Your task is to retype every entry exactly while omitting the pictures.

(Entries from a visual dataset)
========================================
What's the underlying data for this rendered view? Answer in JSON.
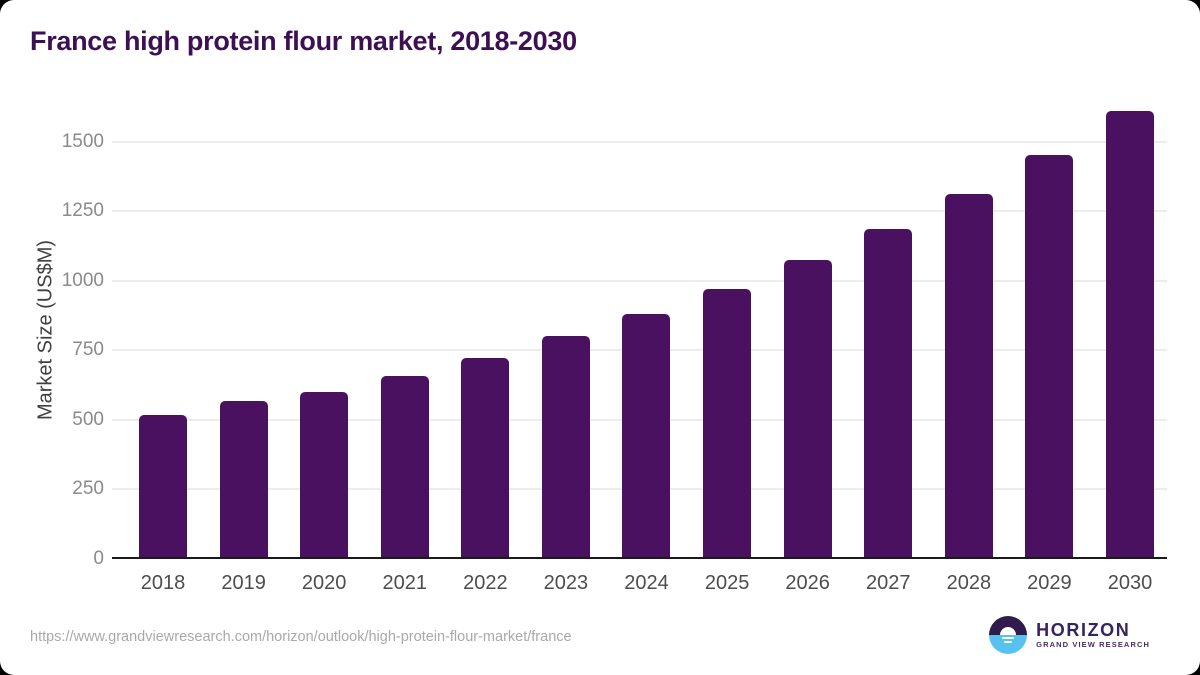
{
  "title": "France high protein flour market, 2018-2030",
  "y_axis_title": "Market Size (US$M)",
  "source_url": "https://www.grandviewresearch.com/horizon/outlook/high-protein-flour-market/france",
  "logo": {
    "name": "HORIZON",
    "subtitle": "GRAND VIEW RESEARCH"
  },
  "colors": {
    "bar": "#4a1161",
    "title": "#3c1053",
    "y_tick": "#8a8a8a",
    "x_tick": "#4d4d4d",
    "gridline": "#ececec",
    "axis_line": "#1a1a1a",
    "source_url": "#a9a9a9",
    "logo_purple": "#2f1c4d",
    "logo_blue": "#57c2f0",
    "logo_text": "#372360",
    "logo_subtitle_text": "#4a2b6b"
  },
  "chart_data": {
    "type": "bar",
    "title": "France high protein flour market, 2018-2030",
    "xlabel": "",
    "ylabel": "Market Size (US$M)",
    "categories": [
      "2018",
      "2019",
      "2020",
      "2021",
      "2022",
      "2023",
      "2024",
      "2025",
      "2026",
      "2027",
      "2028",
      "2029",
      "2030"
    ],
    "values": [
      516,
      568,
      600,
      657,
      722,
      800,
      878,
      970,
      1072,
      1185,
      1310,
      1450,
      1610
    ],
    "ylim": [
      0,
      1650
    ],
    "yticks": [
      0,
      250,
      500,
      750,
      1000,
      1250,
      1500
    ],
    "grid": true,
    "legend": false
  }
}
========================================
**WRITTEN ANSWER**
What's the underlying data for this rendered view? Answer in JSON.
{
  "title": "France high protein flour market, 2018-2030",
  "y_axis_title": "Market Size (US$M)",
  "source_url": "https://www.grandviewresearch.com/horizon/outlook/high-protein-flour-market/france",
  "logo": {
    "name": "HORIZON",
    "subtitle": "GRAND VIEW RESEARCH"
  },
  "colors": {
    "bar": "#4a1161",
    "title": "#3c1053",
    "y_tick": "#8a8a8a",
    "x_tick": "#4d4d4d",
    "gridline": "#ececec",
    "axis_line": "#1a1a1a",
    "source_url": "#a9a9a9",
    "logo_purple": "#2f1c4d",
    "logo_blue": "#57c2f0",
    "logo_text": "#372360",
    "logo_subtitle_text": "#4a2b6b"
  },
  "chart_data": {
    "type": "bar",
    "title": "France high protein flour market, 2018-2030",
    "xlabel": "",
    "ylabel": "Market Size (US$M)",
    "categories": [
      "2018",
      "2019",
      "2020",
      "2021",
      "2022",
      "2023",
      "2024",
      "2025",
      "2026",
      "2027",
      "2028",
      "2029",
      "2030"
    ],
    "values": [
      516,
      568,
      600,
      657,
      722,
      800,
      878,
      970,
      1072,
      1185,
      1310,
      1450,
      1610
    ],
    "ylim": [
      0,
      1650
    ],
    "yticks": [
      0,
      250,
      500,
      750,
      1000,
      1250,
      1500
    ],
    "grid": true,
    "legend": false
  }
}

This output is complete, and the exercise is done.